● GIVEN REQUEST: Are you able to quote each entry exactly as written?

● SUPPLIED RECORDS:
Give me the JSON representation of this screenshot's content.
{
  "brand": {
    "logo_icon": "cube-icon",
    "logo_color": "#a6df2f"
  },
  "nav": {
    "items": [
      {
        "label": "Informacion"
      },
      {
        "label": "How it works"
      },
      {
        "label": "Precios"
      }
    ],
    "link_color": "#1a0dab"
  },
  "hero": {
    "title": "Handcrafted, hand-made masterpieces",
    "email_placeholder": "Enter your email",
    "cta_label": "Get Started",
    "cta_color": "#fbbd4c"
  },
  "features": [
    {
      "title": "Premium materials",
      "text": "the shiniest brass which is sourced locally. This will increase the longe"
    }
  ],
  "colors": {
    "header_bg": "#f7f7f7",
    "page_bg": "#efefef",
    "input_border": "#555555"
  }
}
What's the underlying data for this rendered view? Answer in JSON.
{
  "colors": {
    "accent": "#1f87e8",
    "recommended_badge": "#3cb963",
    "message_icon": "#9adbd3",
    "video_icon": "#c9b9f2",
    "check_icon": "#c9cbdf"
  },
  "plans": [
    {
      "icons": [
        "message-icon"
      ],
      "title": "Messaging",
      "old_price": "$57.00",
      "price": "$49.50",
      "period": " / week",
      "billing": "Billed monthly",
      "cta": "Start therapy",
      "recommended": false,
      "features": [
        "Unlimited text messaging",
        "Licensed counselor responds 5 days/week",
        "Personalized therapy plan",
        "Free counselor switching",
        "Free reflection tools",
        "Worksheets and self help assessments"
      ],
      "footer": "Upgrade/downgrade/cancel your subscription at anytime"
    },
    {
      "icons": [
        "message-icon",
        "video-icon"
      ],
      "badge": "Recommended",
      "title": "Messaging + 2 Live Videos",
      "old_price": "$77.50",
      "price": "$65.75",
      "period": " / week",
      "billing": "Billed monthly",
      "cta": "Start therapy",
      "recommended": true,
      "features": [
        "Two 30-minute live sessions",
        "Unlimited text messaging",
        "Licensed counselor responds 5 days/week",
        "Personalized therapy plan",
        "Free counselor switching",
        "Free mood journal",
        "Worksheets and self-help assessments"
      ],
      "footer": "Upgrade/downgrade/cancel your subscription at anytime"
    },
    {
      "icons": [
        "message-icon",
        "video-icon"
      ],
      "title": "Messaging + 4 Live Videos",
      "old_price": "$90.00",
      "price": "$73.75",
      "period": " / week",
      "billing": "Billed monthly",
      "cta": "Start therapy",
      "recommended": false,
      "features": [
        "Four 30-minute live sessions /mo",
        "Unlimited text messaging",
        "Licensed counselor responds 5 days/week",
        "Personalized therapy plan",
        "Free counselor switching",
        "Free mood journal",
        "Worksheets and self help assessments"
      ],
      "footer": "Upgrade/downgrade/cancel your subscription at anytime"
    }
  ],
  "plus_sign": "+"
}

● ANSWER:
Give me the JSON representation of this screenshot's content.
{
  "brand": {
    "logo_icon": "cube-icon",
    "logo_color": "#a6df2f"
  },
  "nav": {
    "items": [
      {
        "label": "Informacion"
      },
      {
        "label": "How it works"
      },
      {
        "label": "Precios"
      }
    ],
    "link_color": "#1a0dab"
  },
  "hero": {
    "title": "Handcrafted, hand-made masterpieces",
    "email_placeholder": "Enter your email",
    "cta_label": "Get Started",
    "cta_color": "#fbbd4c"
  },
  "features": [
    {
      "title": "Premium materials",
      "text": "the shiniest brass which is sourced locally. This will increase the longe"
    }
  ],
  "colors": {
    "header_bg": "#f7f7f7",
    "page_bg": "#efefef",
    "input_border": "#555555"
  }
}
What's the underlying data for this rendered view? Answer in JSON.
{
  "colors": {
    "accent": "#1f87e8",
    "recommended_badge": "#3cb963",
    "message_icon": "#9adbd3",
    "video_icon": "#c9b9f2",
    "check_icon": "#c9cbdf"
  },
  "plans": [
    {
      "icons": [
        "message-icon"
      ],
      "title": "Messaging",
      "old_price": "$57.00",
      "price": "$49.50",
      "period": " / week",
      "billing": "Billed monthly",
      "cta": "Start therapy",
      "recommended": false,
      "features": [
        "Unlimited text messaging",
        "Licensed counselor responds 5 days/week",
        "Personalized therapy plan",
        "Free counselor switching",
        "Free reflection tools",
        "Worksheets and self help assessments"
      ],
      "footer": "Upgrade/downgrade/cancel your subscription at anytime"
    },
    {
      "icons": [
        "message-icon",
        "video-icon"
      ],
      "badge": "Recommended",
      "title": "Messaging + 2 Live Videos",
      "old_price": "$77.50",
      "price": "$65.75",
      "period": " / week",
      "billing": "Billed monthly",
      "cta": "Start therapy",
      "recommended": true,
      "features": [
        "Two 30-minute live sessions",
        "Unlimited text messaging",
        "Licensed counselor responds 5 days/week",
        "Personalized therapy plan",
        "Free counselor switching",
        "Free mood journal",
        "Worksheets and self-help assessments"
      ],
      "footer": "Upgrade/downgrade/cancel your subscription at anytime"
    },
    {
      "icons": [
        "message-icon",
        "video-icon"
      ],
      "title": "Messaging + 4 Live Videos",
      "old_price": "$90.00",
      "price": "$73.75",
      "period": " / week",
      "billing": "Billed monthly",
      "cta": "Start therapy",
      "recommended": false,
      "features": [
        "Four 30-minute live sessions /mo",
        "Unlimited text messaging",
        "Licensed counselor responds 5 days/week",
        "Personalized therapy plan",
        "Free counselor switching",
        "Free mood journal",
        "Worksheets and self help assessments"
      ],
      "footer": "Upgrade/downgrade/cancel your subscription at anytime"
    }
  ],
  "plus_sign": "+"
}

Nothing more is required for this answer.